● **PROBLEM STATEMENT**:
Output the data exactly, with every line intact.

● **DATASET EXCERPTS**:
------------------------

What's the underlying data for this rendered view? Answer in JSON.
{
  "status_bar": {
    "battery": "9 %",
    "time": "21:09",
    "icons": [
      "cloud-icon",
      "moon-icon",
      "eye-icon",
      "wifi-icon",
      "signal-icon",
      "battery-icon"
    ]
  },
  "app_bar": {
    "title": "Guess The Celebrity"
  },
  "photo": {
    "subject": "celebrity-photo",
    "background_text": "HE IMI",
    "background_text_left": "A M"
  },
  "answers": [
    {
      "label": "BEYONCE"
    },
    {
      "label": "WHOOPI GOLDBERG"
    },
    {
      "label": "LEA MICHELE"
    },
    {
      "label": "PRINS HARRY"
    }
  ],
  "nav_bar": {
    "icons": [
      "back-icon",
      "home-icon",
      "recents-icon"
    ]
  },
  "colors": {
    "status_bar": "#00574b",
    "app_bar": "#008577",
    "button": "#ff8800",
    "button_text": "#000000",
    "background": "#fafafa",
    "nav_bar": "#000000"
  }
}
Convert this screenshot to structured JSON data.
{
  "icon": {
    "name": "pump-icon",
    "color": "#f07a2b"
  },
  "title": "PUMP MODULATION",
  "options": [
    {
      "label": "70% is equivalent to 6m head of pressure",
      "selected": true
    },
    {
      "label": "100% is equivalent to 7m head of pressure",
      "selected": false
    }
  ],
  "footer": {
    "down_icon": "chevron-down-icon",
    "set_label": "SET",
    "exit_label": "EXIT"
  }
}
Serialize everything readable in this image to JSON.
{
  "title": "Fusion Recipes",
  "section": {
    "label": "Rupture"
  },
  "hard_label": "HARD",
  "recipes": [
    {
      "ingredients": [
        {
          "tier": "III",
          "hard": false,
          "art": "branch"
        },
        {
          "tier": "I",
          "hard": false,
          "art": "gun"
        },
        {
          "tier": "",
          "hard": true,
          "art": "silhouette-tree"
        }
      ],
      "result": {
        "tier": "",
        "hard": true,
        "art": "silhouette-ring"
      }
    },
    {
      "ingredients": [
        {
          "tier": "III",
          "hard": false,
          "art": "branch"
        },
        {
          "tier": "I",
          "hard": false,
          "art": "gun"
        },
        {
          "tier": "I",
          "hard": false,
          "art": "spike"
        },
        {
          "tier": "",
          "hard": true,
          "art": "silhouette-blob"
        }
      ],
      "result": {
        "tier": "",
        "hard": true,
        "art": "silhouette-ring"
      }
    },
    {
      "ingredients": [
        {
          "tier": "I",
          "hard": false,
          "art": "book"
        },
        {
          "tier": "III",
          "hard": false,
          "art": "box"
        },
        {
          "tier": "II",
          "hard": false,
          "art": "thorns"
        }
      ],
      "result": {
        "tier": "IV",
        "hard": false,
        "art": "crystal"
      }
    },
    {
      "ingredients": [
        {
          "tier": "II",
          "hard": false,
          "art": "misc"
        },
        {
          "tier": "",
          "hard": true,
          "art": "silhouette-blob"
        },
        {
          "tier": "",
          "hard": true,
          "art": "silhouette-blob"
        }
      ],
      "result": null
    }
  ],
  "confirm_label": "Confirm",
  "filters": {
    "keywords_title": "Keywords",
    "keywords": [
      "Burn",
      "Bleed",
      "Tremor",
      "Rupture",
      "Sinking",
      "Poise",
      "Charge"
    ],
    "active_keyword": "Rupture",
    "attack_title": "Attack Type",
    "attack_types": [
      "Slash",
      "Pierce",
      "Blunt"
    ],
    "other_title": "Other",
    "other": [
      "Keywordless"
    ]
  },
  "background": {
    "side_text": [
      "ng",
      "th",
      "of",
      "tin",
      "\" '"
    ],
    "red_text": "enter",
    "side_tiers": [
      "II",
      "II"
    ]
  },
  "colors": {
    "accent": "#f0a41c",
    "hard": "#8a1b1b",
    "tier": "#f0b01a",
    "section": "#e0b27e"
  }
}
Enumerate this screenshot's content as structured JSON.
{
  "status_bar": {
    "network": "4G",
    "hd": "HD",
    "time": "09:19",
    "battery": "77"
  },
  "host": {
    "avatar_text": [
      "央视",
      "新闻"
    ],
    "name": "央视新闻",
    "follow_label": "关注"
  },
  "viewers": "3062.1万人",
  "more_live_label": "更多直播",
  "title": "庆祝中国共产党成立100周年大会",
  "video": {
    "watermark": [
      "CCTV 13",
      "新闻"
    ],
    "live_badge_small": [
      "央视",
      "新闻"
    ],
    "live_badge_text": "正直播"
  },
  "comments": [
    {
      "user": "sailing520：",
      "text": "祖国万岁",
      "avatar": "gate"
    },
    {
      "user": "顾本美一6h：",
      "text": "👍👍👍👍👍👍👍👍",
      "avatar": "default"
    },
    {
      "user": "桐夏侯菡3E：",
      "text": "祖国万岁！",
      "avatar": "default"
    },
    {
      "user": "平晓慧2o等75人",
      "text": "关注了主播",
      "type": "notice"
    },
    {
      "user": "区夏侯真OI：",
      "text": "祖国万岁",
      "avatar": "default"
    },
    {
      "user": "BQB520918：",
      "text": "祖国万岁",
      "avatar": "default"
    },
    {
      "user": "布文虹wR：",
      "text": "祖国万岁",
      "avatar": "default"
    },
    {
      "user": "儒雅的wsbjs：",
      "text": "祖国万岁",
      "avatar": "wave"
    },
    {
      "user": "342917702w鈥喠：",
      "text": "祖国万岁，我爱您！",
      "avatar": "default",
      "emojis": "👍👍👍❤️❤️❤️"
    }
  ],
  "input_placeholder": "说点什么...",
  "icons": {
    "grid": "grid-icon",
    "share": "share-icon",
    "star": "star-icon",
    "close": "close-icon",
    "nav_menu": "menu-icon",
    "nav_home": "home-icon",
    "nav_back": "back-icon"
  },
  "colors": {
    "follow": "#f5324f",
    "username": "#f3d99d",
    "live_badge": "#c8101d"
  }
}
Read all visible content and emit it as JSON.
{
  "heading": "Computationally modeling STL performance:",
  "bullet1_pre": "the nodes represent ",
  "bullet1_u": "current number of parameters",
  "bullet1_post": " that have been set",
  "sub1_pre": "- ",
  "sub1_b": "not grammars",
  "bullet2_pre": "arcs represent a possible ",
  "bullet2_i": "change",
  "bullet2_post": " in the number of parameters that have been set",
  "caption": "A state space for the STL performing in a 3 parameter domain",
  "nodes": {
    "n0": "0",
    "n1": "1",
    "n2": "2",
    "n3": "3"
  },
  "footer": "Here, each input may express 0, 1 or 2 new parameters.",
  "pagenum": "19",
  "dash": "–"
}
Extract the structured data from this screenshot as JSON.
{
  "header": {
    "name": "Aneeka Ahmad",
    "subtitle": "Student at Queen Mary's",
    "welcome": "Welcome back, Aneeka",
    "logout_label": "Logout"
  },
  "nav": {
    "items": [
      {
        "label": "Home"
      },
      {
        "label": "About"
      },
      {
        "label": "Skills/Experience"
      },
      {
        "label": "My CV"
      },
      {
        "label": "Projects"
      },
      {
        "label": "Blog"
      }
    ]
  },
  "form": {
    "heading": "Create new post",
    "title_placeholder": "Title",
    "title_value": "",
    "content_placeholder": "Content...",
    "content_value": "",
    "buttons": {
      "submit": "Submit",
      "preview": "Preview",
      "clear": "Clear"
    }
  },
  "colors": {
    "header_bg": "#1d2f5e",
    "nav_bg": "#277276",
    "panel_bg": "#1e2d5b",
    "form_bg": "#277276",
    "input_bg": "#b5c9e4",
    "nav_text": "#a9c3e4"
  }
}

------------------------

● **WRITTEN RESPONSE**:
What's the underlying data for this rendered view? Answer in JSON.
{
  "status_bar": {
    "battery": "9 %",
    "time": "21:09",
    "icons": [
      "cloud-icon",
      "moon-icon",
      "eye-icon",
      "wifi-icon",
      "signal-icon",
      "battery-icon"
    ]
  },
  "app_bar": {
    "title": "Guess The Celebrity"
  },
  "photo": {
    "subject": "celebrity-photo",
    "background_text": "HE IMI",
    "background_text_left": "A M"
  },
  "answers": [
    {
      "label": "BEYONCE"
    },
    {
      "label": "WHOOPI GOLDBERG"
    },
    {
      "label": "LEA MICHELE"
    },
    {
      "label": "PRINS HARRY"
    }
  ],
  "nav_bar": {
    "icons": [
      "back-icon",
      "home-icon",
      "recents-icon"
    ]
  },
  "colors": {
    "status_bar": "#00574b",
    "app_bar": "#008577",
    "button": "#ff8800",
    "button_text": "#000000",
    "background": "#fafafa",
    "nav_bar": "#000000"
  }
}
Convert this screenshot to structured JSON data.
{
  "icon": {
    "name": "pump-icon",
    "color": "#f07a2b"
  },
  "title": "PUMP MODULATION",
  "options": [
    {
      "label": "70% is equivalent to 6m head of pressure",
      "selected": true
    },
    {
      "label": "100% is equivalent to 7m head of pressure",
      "selected": false
    }
  ],
  "footer": {
    "down_icon": "chevron-down-icon",
    "set_label": "SET",
    "exit_label": "EXIT"
  }
}
Serialize everything readable in this image to JSON.
{
  "title": "Fusion Recipes",
  "section": {
    "label": "Rupture"
  },
  "hard_label": "HARD",
  "recipes": [
    {
      "ingredients": [
        {
          "tier": "III",
          "hard": false,
          "art": "branch"
        },
        {
          "tier": "I",
          "hard": false,
          "art": "gun"
        },
        {
          "tier": "",
          "hard": true,
          "art": "silhouette-tree"
        }
      ],
      "result": {
        "tier": "",
        "hard": true,
        "art": "silhouette-ring"
      }
    },
    {
      "ingredients": [
        {
          "tier": "III",
          "hard": false,
          "art": "branch"
        },
        {
          "tier": "I",
          "hard": false,
          "art": "gun"
        },
        {
          "tier": "I",
          "hard": false,
          "art": "spike"
        },
        {
          "tier": "",
          "hard": true,
          "art": "silhouette-blob"
        }
      ],
      "result": {
        "tier": "",
        "hard": true,
        "art": "silhouette-ring"
      }
    },
    {
      "ingredients": [
        {
          "tier": "I",
          "hard": false,
          "art": "book"
        },
        {
          "tier": "III",
          "hard": false,
          "art": "box"
        },
        {
          "tier": "II",
          "hard": false,
          "art": "thorns"
        }
      ],
      "result": {
        "tier": "IV",
        "hard": false,
        "art": "crystal"
      }
    },
    {
      "ingredients": [
        {
          "tier": "II",
          "hard": false,
          "art": "misc"
        },
        {
          "tier": "",
          "hard": true,
          "art": "silhouette-blob"
        },
        {
          "tier": "",
          "hard": true,
          "art": "silhouette-blob"
        }
      ],
      "result": null
    }
  ],
  "confirm_label": "Confirm",
  "filters": {
    "keywords_title": "Keywords",
    "keywords": [
      "Burn",
      "Bleed",
      "Tremor",
      "Rupture",
      "Sinking",
      "Poise",
      "Charge"
    ],
    "active_keyword": "Rupture",
    "attack_title": "Attack Type",
    "attack_types": [
      "Slash",
      "Pierce",
      "Blunt"
    ],
    "other_title": "Other",
    "other": [
      "Keywordless"
    ]
  },
  "background": {
    "side_text": [
      "ng",
      "th",
      "of",
      "tin",
      "\" '"
    ],
    "red_text": "enter",
    "side_tiers": [
      "II",
      "II"
    ]
  },
  "colors": {
    "accent": "#f0a41c",
    "hard": "#8a1b1b",
    "tier": "#f0b01a",
    "section": "#e0b27e"
  }
}
Enumerate this screenshot's content as structured JSON.
{
  "status_bar": {
    "network": "4G",
    "hd": "HD",
    "time": "09:19",
    "battery": "77"
  },
  "host": {
    "avatar_text": [
      "央视",
      "新闻"
    ],
    "name": "央视新闻",
    "follow_label": "关注"
  },
  "viewers": "3062.1万人",
  "more_live_label": "更多直播",
  "title": "庆祝中国共产党成立100周年大会",
  "video": {
    "watermark": [
      "CCTV 13",
      "新闻"
    ],
    "live_badge_small": [
      "央视",
      "新闻"
    ],
    "live_badge_text": "正直播"
  },
  "comments": [
    {
      "user": "sailing520：",
      "text": "祖国万岁",
      "avatar": "gate"
    },
    {
      "user": "顾本美一6h：",
      "text": "👍👍👍👍👍👍👍👍",
      "avatar": "default"
    },
    {
      "user": "桐夏侯菡3E：",
      "text": "祖国万岁！",
      "avatar": "default"
    },
    {
      "user": "平晓慧2o等75人",
      "text": "关注了主播",
      "type": "notice"
    },
    {
      "user": "区夏侯真OI：",
      "text": "祖国万岁",
      "avatar": "default"
    },
    {
      "user": "BQB520918：",
      "text": "祖国万岁",
      "avatar": "default"
    },
    {
      "user": "布文虹wR：",
      "text": "祖国万岁",
      "avatar": "default"
    },
    {
      "user": "儒雅的wsbjs：",
      "text": "祖国万岁",
      "avatar": "wave"
    },
    {
      "user": "342917702w鈥喠：",
      "text": "祖国万岁，我爱您！",
      "avatar": "default",
      "emojis": "👍👍👍❤️❤️❤️"
    }
  ],
  "input_placeholder": "说点什么...",
  "icons": {
    "grid": "grid-icon",
    "share": "share-icon",
    "star": "star-icon",
    "close": "close-icon",
    "nav_menu": "menu-icon",
    "nav_home": "home-icon",
    "nav_back": "back-icon"
  },
  "colors": {
    "follow": "#f5324f",
    "username": "#f3d99d",
    "live_badge": "#c8101d"
  }
}
Read all visible content and emit it as JSON.
{
  "heading": "Computationally modeling STL performance:",
  "bullet1_pre": "the nodes represent ",
  "bullet1_u": "current number of parameters",
  "bullet1_post": " that have been set",
  "sub1_pre": "- ",
  "sub1_b": "not grammars",
  "bullet2_pre": "arcs represent a possible ",
  "bullet2_i": "change",
  "bullet2_post": " in the number of parameters that have been set",
  "caption": "A state space for the STL performing in a 3 parameter domain",
  "nodes": {
    "n0": "0",
    "n1": "1",
    "n2": "2",
    "n3": "3"
  },
  "footer": "Here, each input may express 0, 1 or 2 new parameters.",
  "pagenum": "19",
  "dash": "–"
}
Extract the structured data from this screenshot as JSON.
{
  "header": {
    "name": "Aneeka Ahmad",
    "subtitle": "Student at Queen Mary's",
    "welcome": "Welcome back, Aneeka",
    "logout_label": "Logout"
  },
  "nav": {
    "items": [
      {
        "label": "Home"
      },
      {
        "label": "About"
      },
      {
        "label": "Skills/Experience"
      },
      {
        "label": "My CV"
      },
      {
        "label": "Projects"
      },
      {
        "label": "Blog"
      }
    ]
  },
  "form": {
    "heading": "Create new post",
    "title_placeholder": "Title",
    "title_value": "",
    "content_placeholder": "Content...",
    "content_value": "",
    "buttons": {
      "submit": "Submit",
      "preview": "Preview",
      "clear": "Clear"
    }
  },
  "colors": {
    "header_bg": "#1d2f5e",
    "nav_bg": "#277276",
    "panel_bg": "#1e2d5b",
    "form_bg": "#277276",
    "input_bg": "#b5c9e4",
    "nav_text": "#a9c3e4"
  }
}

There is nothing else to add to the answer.